- What this exercise asks
A. Reproduce the part of the songbun quotes that opens with the words containing "Songbun Quotes in" and closes with "to make mistakes.", keeping every word unchanged.
B. For each statement, answer yes or no on whether it agrees with the songbun quotes, and quote the words that decide it: (i) The elite made up about 10 or 15 per cent of the population. (ii) People were told their exact ranking in the songbun system. (iii) Marriage made it easy to rise in the system.

Songbun Quotes in The Girl with Seven Names
No one was ever told their precise ranking in the songbun system, and yet I think most people knew by intuition, in the same way that in a flock of fifty-one sheep every individual will know precisely which sheep ranks above it and below it in the pecking order. The insidious beauty of it was that it was very easy to sink, but almost impossible to rise in the system, even through marriage, except by some special indulgence of the Great Leader himself. The elite, about 10 or 15 per cent of the population, had to be careful never to make mistakes.
At the time my parents met, a family’s songbun was of great importance. It determined a person’s life, and the lives of their children.

- Recorded information
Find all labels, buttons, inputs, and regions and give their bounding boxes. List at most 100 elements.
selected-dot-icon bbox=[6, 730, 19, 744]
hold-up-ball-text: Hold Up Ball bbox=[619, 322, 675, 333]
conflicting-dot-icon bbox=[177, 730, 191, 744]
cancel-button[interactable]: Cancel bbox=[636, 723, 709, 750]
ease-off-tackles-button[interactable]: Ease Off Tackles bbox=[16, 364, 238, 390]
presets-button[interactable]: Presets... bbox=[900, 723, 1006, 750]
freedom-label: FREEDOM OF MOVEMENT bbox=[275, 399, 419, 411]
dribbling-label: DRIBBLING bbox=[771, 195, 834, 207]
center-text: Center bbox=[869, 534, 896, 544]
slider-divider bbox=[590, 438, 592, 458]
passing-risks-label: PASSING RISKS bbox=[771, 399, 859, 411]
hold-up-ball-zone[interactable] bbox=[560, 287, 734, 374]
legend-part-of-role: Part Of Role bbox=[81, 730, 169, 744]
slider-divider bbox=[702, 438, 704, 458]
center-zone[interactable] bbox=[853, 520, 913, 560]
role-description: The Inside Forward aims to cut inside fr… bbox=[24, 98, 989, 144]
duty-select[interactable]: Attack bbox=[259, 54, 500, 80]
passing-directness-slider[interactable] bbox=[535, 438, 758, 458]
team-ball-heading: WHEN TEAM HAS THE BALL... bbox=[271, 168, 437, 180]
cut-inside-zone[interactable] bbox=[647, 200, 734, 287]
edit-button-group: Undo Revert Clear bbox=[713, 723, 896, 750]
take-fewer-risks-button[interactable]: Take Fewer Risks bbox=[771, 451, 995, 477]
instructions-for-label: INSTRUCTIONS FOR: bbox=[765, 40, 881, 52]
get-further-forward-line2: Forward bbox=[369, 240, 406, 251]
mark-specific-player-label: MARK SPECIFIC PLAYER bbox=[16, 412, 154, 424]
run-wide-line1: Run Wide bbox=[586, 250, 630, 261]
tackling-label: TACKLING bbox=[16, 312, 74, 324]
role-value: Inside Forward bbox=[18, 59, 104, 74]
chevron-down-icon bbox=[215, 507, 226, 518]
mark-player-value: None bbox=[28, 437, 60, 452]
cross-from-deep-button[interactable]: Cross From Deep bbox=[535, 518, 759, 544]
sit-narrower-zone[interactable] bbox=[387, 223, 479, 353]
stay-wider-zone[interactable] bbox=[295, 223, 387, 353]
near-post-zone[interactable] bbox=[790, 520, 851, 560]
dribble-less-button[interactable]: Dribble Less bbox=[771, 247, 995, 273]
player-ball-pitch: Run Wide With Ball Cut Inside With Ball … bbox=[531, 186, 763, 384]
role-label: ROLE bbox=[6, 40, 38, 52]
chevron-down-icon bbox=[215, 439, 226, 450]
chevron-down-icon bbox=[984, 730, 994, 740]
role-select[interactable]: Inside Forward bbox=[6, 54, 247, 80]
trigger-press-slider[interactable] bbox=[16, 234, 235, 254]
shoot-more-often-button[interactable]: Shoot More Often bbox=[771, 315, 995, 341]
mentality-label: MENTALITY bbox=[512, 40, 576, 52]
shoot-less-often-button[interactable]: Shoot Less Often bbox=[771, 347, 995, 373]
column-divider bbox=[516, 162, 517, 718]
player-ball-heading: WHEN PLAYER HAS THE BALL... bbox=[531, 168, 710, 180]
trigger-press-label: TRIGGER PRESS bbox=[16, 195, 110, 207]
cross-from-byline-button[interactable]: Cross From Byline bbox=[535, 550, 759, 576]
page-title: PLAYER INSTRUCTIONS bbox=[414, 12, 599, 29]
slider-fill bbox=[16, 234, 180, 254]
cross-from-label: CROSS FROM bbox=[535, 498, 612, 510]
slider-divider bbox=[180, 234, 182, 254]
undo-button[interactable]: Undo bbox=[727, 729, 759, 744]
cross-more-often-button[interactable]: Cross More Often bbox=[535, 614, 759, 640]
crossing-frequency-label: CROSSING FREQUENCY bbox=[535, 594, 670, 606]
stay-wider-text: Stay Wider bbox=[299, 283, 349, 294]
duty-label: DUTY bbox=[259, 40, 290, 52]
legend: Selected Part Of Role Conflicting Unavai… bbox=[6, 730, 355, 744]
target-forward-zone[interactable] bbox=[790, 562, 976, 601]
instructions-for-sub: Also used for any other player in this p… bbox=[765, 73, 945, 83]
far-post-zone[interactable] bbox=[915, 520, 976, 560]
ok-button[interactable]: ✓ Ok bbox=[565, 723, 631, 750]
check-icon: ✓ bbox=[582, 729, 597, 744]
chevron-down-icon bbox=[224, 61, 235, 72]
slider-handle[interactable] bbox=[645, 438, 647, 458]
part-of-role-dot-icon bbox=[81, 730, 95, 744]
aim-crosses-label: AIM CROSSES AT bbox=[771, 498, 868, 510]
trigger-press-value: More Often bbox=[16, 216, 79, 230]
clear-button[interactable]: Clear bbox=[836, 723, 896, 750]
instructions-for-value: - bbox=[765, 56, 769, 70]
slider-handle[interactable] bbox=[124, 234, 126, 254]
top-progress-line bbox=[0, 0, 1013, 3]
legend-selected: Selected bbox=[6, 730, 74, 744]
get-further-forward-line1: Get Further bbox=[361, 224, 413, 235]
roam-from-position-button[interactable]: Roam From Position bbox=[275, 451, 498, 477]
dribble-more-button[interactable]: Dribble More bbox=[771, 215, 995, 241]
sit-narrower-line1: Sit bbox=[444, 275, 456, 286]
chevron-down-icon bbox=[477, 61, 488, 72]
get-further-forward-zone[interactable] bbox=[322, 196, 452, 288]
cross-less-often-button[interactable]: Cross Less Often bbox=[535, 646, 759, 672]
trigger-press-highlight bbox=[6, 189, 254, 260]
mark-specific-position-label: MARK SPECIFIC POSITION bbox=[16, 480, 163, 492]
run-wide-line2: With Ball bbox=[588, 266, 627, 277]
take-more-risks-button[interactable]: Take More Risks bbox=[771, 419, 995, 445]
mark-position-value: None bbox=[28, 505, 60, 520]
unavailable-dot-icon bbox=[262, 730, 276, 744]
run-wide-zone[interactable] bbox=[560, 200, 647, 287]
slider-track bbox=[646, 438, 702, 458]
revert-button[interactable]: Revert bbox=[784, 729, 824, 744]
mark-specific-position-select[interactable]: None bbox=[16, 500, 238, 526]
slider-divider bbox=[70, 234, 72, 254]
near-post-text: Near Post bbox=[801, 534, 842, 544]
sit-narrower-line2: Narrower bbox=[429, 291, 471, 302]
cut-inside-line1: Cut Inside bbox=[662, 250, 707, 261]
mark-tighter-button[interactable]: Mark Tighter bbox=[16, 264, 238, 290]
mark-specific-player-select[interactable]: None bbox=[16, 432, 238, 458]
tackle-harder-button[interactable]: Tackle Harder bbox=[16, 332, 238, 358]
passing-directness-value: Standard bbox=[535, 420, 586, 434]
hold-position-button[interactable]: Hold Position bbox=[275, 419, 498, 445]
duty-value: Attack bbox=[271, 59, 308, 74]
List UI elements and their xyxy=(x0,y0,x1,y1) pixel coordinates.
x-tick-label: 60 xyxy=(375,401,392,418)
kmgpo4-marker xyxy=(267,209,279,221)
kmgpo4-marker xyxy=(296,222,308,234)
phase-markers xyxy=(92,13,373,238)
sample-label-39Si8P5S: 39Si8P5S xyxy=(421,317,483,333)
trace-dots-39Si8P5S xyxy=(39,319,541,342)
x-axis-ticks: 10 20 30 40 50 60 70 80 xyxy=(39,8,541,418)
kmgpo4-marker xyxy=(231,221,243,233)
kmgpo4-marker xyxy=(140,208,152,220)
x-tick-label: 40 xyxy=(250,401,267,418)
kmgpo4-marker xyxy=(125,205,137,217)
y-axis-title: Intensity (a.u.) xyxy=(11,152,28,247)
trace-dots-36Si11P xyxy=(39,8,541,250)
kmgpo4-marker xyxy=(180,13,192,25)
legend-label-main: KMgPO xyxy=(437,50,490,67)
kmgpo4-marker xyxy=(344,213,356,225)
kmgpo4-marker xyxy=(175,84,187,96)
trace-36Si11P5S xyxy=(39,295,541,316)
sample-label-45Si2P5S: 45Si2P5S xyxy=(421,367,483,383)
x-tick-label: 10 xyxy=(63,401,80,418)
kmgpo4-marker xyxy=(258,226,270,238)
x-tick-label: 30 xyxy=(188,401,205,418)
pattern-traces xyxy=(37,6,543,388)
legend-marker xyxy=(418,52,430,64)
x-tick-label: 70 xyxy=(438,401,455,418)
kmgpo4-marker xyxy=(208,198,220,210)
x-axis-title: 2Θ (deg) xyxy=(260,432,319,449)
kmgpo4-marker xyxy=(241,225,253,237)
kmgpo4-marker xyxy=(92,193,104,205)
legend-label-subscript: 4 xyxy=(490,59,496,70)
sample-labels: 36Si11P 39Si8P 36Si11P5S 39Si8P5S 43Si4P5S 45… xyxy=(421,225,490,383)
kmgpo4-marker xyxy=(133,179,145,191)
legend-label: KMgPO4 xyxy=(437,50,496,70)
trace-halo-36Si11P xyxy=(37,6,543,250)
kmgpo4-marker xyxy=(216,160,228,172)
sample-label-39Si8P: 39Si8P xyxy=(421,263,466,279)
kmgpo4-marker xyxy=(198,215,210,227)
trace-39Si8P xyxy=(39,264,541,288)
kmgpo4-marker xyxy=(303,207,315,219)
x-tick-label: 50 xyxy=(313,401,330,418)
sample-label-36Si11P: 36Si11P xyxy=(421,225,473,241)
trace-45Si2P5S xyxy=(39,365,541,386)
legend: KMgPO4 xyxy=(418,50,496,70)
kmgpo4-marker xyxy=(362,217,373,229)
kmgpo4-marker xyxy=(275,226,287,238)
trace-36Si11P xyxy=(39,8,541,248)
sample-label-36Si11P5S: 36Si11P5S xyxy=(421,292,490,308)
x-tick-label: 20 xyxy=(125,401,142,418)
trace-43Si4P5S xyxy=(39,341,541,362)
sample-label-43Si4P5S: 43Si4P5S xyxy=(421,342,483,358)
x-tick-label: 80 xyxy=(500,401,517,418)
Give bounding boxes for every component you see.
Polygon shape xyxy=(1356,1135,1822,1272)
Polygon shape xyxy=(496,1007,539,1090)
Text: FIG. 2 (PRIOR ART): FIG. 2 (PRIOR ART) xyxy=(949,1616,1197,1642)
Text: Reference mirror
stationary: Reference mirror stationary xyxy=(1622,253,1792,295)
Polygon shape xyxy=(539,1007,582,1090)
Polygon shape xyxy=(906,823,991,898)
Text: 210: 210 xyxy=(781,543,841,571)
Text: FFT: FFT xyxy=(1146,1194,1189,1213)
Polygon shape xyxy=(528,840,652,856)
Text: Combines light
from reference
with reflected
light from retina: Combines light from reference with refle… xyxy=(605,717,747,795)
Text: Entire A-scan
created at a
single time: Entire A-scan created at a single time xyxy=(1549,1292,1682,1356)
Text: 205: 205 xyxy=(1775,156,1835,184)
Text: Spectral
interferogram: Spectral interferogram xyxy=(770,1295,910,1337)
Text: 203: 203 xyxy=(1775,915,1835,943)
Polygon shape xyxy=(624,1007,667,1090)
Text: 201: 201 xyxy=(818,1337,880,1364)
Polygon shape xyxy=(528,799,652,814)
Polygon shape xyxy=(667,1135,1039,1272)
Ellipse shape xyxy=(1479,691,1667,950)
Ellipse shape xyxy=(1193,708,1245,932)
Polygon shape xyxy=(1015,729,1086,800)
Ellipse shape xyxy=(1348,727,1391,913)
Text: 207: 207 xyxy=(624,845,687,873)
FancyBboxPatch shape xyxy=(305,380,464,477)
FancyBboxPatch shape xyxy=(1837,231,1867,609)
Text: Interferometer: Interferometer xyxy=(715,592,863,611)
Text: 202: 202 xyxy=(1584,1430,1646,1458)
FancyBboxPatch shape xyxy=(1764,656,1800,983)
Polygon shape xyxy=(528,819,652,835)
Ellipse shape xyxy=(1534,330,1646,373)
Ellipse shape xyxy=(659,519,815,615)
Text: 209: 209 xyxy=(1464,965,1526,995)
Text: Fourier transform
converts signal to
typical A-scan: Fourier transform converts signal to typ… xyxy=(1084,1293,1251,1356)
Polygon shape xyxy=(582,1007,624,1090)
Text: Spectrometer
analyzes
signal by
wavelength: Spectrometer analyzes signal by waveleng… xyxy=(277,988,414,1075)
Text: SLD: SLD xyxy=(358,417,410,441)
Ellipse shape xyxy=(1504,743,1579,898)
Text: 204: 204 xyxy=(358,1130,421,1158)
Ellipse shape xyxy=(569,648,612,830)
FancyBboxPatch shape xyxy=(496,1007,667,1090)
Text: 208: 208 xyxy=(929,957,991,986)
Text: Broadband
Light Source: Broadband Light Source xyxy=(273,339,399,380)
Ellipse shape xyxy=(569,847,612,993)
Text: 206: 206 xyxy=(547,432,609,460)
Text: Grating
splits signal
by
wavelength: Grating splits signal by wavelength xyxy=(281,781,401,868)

- Solution set
A.
Songbun Quotes in The Girl with Seven Names
No one was ever told their precise ranking in the songbun system, and yet I think most people knew by intuition, in the same way that in a flock of fifty-one sheep every individual will know precisely which sheep ranks above it and below it in the pecking order. The insidious beauty of it was that it was very easy to sink, but almost impossible to rise in the system, even through marriage, except by some special indulgence of the Great Leader himself. The elite, about 10 or 15 per cent of the population, had to be careful never to make mistakes.

B.
(i) Yes: "The elite, about 10 or 15 per cent of the population"
(ii) No: "No one was ever told their precise ranking in the songbun system"
(iii) No: "it was very easy to sink, but almost impossible to rise in the system, even through marriage"